Extracted data:

________________________

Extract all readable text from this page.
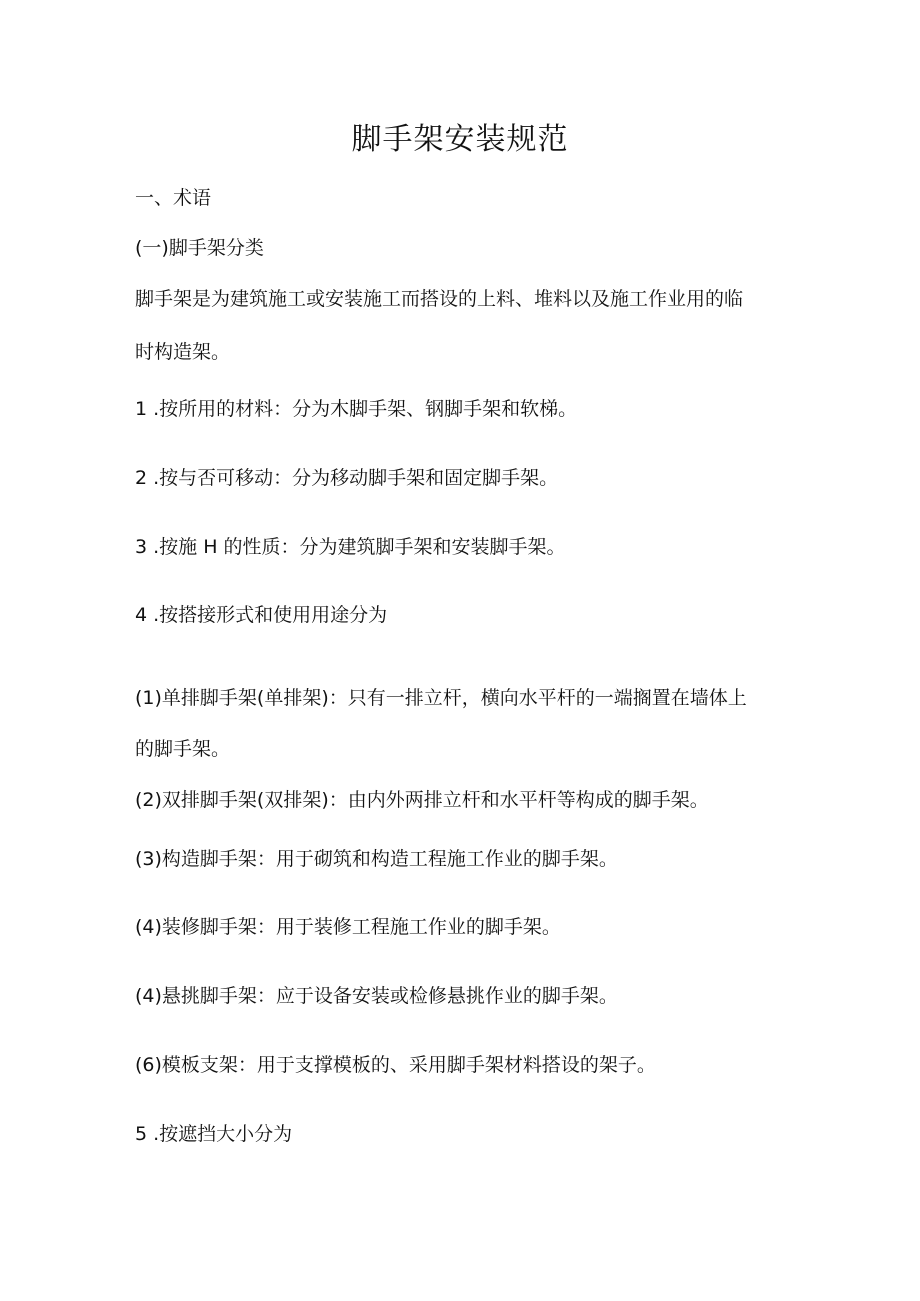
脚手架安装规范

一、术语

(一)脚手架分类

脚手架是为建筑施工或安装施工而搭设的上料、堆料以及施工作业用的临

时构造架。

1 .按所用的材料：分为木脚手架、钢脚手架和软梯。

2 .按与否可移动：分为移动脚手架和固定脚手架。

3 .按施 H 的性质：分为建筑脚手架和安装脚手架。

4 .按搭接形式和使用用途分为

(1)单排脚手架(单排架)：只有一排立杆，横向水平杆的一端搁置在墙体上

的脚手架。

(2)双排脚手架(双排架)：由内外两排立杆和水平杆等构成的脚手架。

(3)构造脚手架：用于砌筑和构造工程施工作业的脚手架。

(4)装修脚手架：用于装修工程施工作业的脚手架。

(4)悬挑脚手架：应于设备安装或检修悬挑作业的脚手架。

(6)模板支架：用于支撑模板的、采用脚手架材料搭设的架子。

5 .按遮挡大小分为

________________________

Stated goal: Write out the listing word for word, omitting the pictures it holds.

Response to this task:
Extract all readable text from this page.
脚手架安装规范

一、术语

(一)脚手架分类

脚手架是为建筑施工或安装施工而搭设的上料、堆料以及施工作业用的临

时构造架。

1 .按所用的材料：分为木脚手架、钢脚手架和软梯。

2 .按与否可移动：分为移动脚手架和固定脚手架。

3 .按施 H 的性质：分为建筑脚手架和安装脚手架。

4 .按搭接形式和使用用途分为

(1)单排脚手架(单排架)：只有一排立杆，横向水平杆的一端搁置在墙体上

的脚手架。

(2)双排脚手架(双排架)：由内外两排立杆和水平杆等构成的脚手架。

(3)构造脚手架：用于砌筑和构造工程施工作业的脚手架。

(4)装修脚手架：用于装修工程施工作业的脚手架。

(4)悬挑脚手架：应于设备安装或检修悬挑作业的脚手架。

(6)模板支架：用于支撑模板的、采用脚手架材料搭设的架子。

5 .按遮挡大小分为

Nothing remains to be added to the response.